→ Request: Copy each line that has the string "μέσα" somewhere in it.

→ Information supplied:

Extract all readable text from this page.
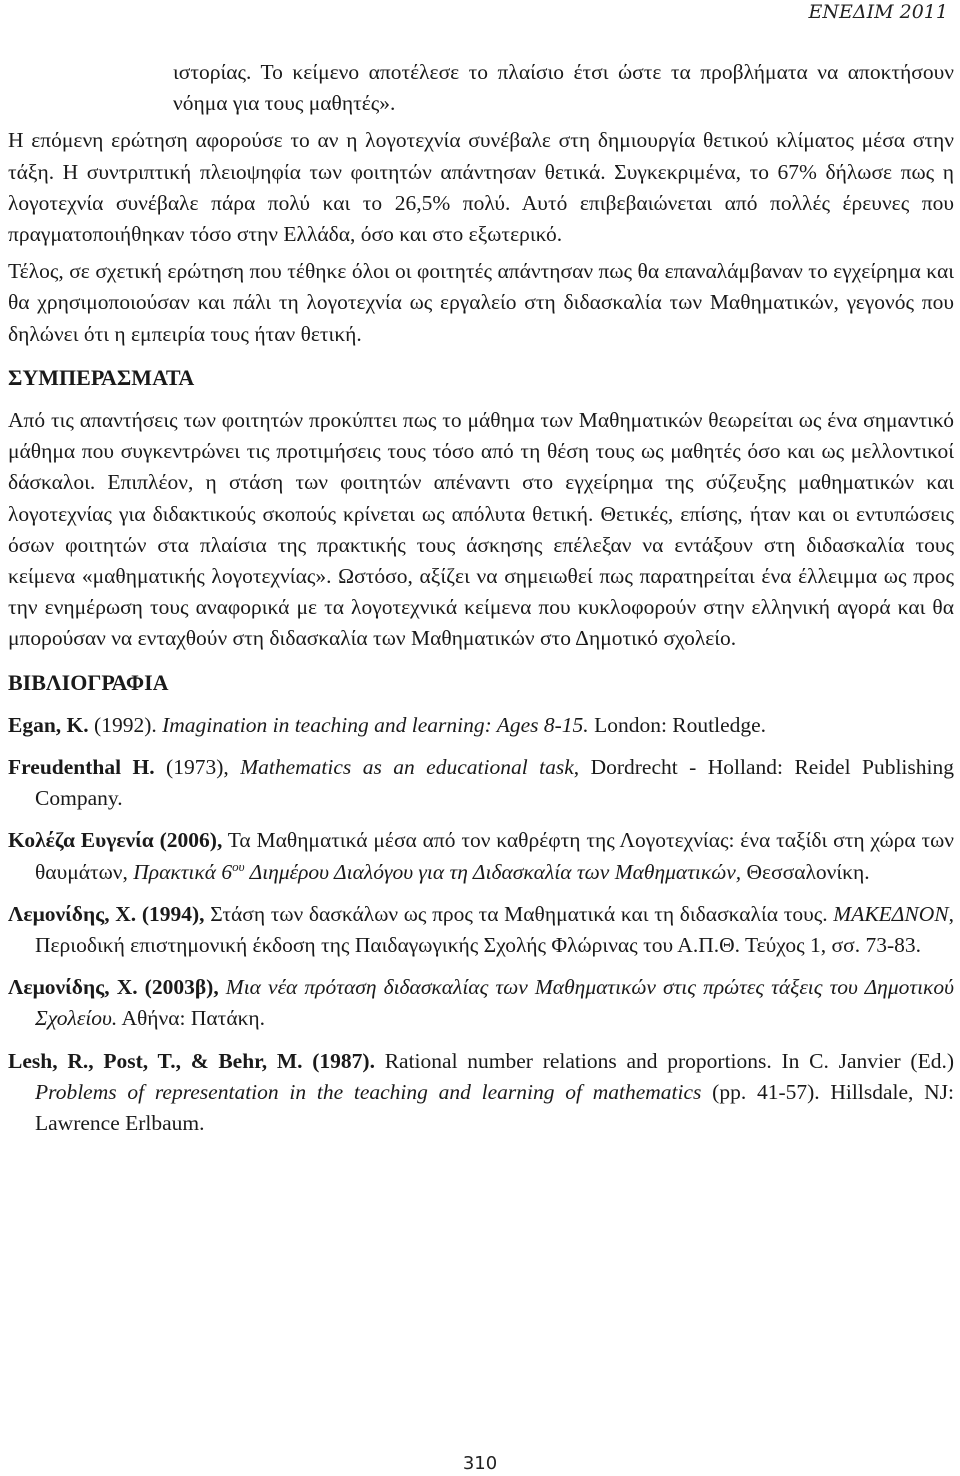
ΕΝΕΔΙΜ 2011

ιστορίας. Το κείμενο αποτέλεσε το πλαίσιο έτσι ώστε τα προβλήματα να αποκτήσουν νόημα για τους μαθητές».

Η επόμενη ερώτηση αφορούσε το αν η λογοτεχνία συνέβαλε στη δημιουργία θετικού κλίματος μέσα στην τάξη. Η συντριπτική πλειοψηφία των φοιτητών απάντησαν θετικά. Συγκεκριμένα, το 67% δήλωσε πως η λογοτεχνία συνέβαλε πάρα πολύ και το 26,5% πολύ. Αυτό επιβεβαιώνεται από πολλές έρευνες που πραγματοποιήθηκαν τόσο στην Ελλάδα, όσο και στο εξωτερικό.

Τέλος, σε σχετική ερώτηση που τέθηκε όλοι οι φοιτητές απάντησαν πως θα επαναλάμβαναν το εγχείρημα και θα χρησιμοποιούσαν και πάλι τη λογοτεχνία ως εργαλείο στη διδασκαλία των Μαθηματικών, γεγονός που δηλώνει ότι η εμπειρία τους ήταν θετική.

ΣΥΜΠΕΡΑΣΜΑΤΑ

Από τις απαντήσεις των φοιτητών προκύπτει πως το μάθημα των Μαθηματικών θεωρείται ως ένα σημαντικό μάθημα που συγκεντρώνει τις προτιμήσεις τους τόσο από τη θέση τους ως μαθητές όσο και ως μελλοντικοί δάσκαλοι. Επιπλέον, η στάση των φοιτητών απέναντι στο εγχείρημα της σύζευξης μαθηματικών και λογοτεχνίας για διδακτικούς σκοπούς κρίνεται ως απόλυτα θετική. Θετικές, επίσης, ήταν και οι εντυπώσεις όσων φοιτητών στα πλαίσια της πρακτικής τους άσκησης επέλεξαν να εντάξουν στη διδασκαλία τους κείμενα «μαθηματικής λογοτεχνίας». Ωστόσο, αξίζει να σημειωθεί πως παρατηρείται ένα έλλειμμα ως προς την ενημέρωση τους αναφορικά με τα λογοτεχνικά κείμενα που κυκλοφορούν στην ελληνική αγορά και θα μπορούσαν να ενταχθούν στη διδασκαλία των Μαθηματικών στο Δημοτικό σχολείο.

ΒΙΒΛΙΟΓΡΑΦΙΑ

Egan, K. (1992). Imagination in teaching and learning: Ages 8-15. London: Routledge.

Freudenthal H. (1973), Mathematics as an educational task, Dordrecht - Holland: Reidel Publishing Company.

Κολέζα Ευγενία (2006), Τα Μαθηματικά μέσα από τον καθρέφτη της Λογοτεχνίας: ένα ταξίδι στη χώρα των θαυμάτων, Πρακτικά $6^{o\upsilon}$ Διημέρου Διαλόγου για τη Διδασκαλία των Μαθηματικών, Θεσσαλονίκη.

Λεμονίδης, Χ. (1994), Στάση των δασκάλων ως προς τα Μαθηματικά και τη διδασκαλία τους. ΜΑΚΕΔΝΟΝ, Περιοδική επιστημονική έκδοση της Παιδαγωγικής Σχολής Φλώρινας του Α.Π.Θ. Τεύχος 1, σσ. 73-83.

Λεμονίδης, Χ. (2003β), Μια νέα πρόταση διδασκαλίας των Μαθηματικών στις πρώτες τάξεις του Δημοτικού Σχολείου. Αθήνα: Πατάκη.

Lesh, R., Post, T., & Behr, M. (1987). Rational number relations and proportions. In C. Janvier (Ed.) Problems of representation in the teaching and learning of mathematics (pp. 41-57). Hillsdale, NJ: Lawrence Erlbaum.

310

→ In response:
Η επόμενη ερώτηση αφορούσε το αν η λογοτεχνία συνέβαλε στη δημιουργία θετικού κλίματος μέσα στην τάξη. Η συντριπτική πλειοψηφία των φοιτητών απάντησαν θετικά. Συγκεκριμένα, το 67% δήλωσε πως η λογοτεχνία συνέβαλε πάρα πολύ και το 26,5% πολύ. Αυτό επιβεβαιώνεται από πολλές έρευνες που πραγματοποιήθηκαν τόσο στην Ελλάδα, όσο και στο εξωτερικό.
Κολέζα Ευγενία (2006), Τα Μαθηματικά μέσα από τον καθρέφτη της Λογοτεχνίας: ένα ταξίδι στη χώρα των θαυμάτων, Πρακτικά $6^{o\upsilon}$ Διημέρου Διαλόγου για τη Διδασκαλία των Μαθηματικών, Θεσσαλονίκη.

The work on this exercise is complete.